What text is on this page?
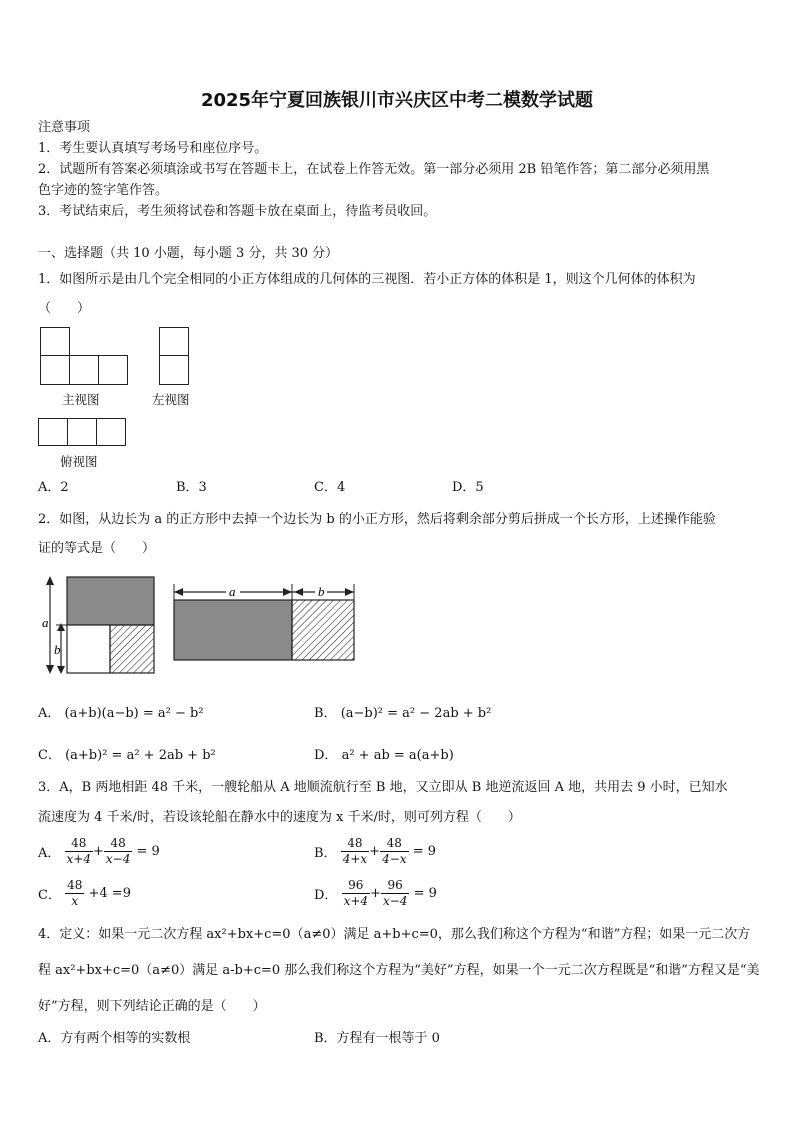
2025年宁夏回族银川市兴庆区中考二模数学试题
注意事项
1．考生要认真填写考场号和座位序号。
2．试题所有答案必须填涂或书写在答题卡上，在试卷上作答无效。第一部分必须用 2B 铅笔作答；第二部分必须用黑
色字迹的签字笔作答。
3．考试结束后，考生须将试卷和答题卡放在桌面上，待监考员收回。
一、选择题（共 10 小题，每小题 3 分，共 30 分）
1．如图所示是由几个完全相同的小正方体组成的几何体的三视图．若小正方体的体积是 1，则这个几何体的体积为
（　　）
主视图	左视图
俯视图
A．2	B．3	C．4	D．5
2．如图，从边长为 a 的正方形中去掉一个边长为 b 的小正方形，然后将剩余部分剪后拼成一个长方形，上述操作能验
证的等式是（　　）
a
b
a	b
A． (a+b)(a−b) = a² − b²	B． (a−b)² = a² − 2ab + b²
C． (a+b)² = a² + 2ab + b²	D． a² + ab = a(a+b)
3．A，B 两地相距 48 千米，一艘轮船从 A 地顺流航行至 B 地，又立即从 B 地逆流返回 A 地，共用去 9 小时，已知水
流速度为 4 千米/时，若设该轮船在静水中的速度为 x 千米/时，则可列方程（　　）
A． $\frac{48}{x+4} + \frac{48}{x-4} = 9$	B． $\frac{48}{4+x} + \frac{48}{4-x} = 9$
C． $\frac{48}{x} +4 =9$	D． $\frac{96}{x+4} + \frac{96}{x-4} = 9$
4．定义：如果一元二次方程 ax²+bx+c=0（a≠0）满足 a+b+c=0，那么我们称这个方程为“和谐”方程；如果一元二次方
程 ax²+bx+c=0（a≠0）满足 a-b+c=0 那么我们称这个方程为“美好”方程，如果一个一元二次方程既是“和谐”方程又是“美
好”方程，则下列结论正确的是（　　）
A．方有两个相等的实数根	B．方程有一根等于 0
——
*SET TASK*
Copy every line above word for word and exclude the pictures.

*FULL OUTPUT*
What text is on this page?
2025年宁夏回族银川市兴庆区中考二模数学试题
注意事项
1．考生要认真填写考场号和座位序号。
2．试题所有答案必须填涂或书写在答题卡上，在试卷上作答无效。第一部分必须用 2B 铅笔作答；第二部分必须用黑
色字迹的签字笔作答。
3．考试结束后，考生须将试卷和答题卡放在桌面上，待监考员收回。
一、选择题（共 10 小题，每小题 3 分，共 30 分）
1．如图所示是由几个完全相同的小正方体组成的几何体的三视图．若小正方体的体积是 1，则这个几何体的体积为
（　　）
主视图	左视图
俯视图
A．2	B．3	C．4	D．5
2．如图，从边长为 a 的正方形中去掉一个边长为 b 的小正方形，然后将剩余部分剪后拼成一个长方形，上述操作能验
证的等式是（　　）
a
b
a	b
A． (a+b)(a−b) = a² − b²	B． (a−b)² = a² − 2ab + b²
C． (a+b)² = a² + 2ab + b²	D． a² + ab = a(a+b)
3．A，B 两地相距 48 千米，一艘轮船从 A 地顺流航行至 B 地，又立即从 B 地逆流返回 A 地，共用去 9 小时，已知水
流速度为 4 千米/时，若设该轮船在静水中的速度为 x 千米/时，则可列方程（　　）
A． $\frac{48}{x+4} + \frac{48}{x-4} = 9$	B． $\frac{48}{4+x} + \frac{48}{4-x} = 9$
C． $\frac{48}{x} +4 =9$	D． $\frac{96}{x+4} + \frac{96}{x-4} = 9$
4．定义：如果一元二次方程 ax²+bx+c=0（a≠0）满足 a+b+c=0，那么我们称这个方程为“和谐”方程；如果一元二次方
程 ax²+bx+c=0（a≠0）满足 a-b+c=0 那么我们称这个方程为“美好”方程，如果一个一元二次方程既是“和谐”方程又是“美
好”方程，则下列结论正确的是（　　）
A．方有两个相等的实数根	B．方程有一根等于 0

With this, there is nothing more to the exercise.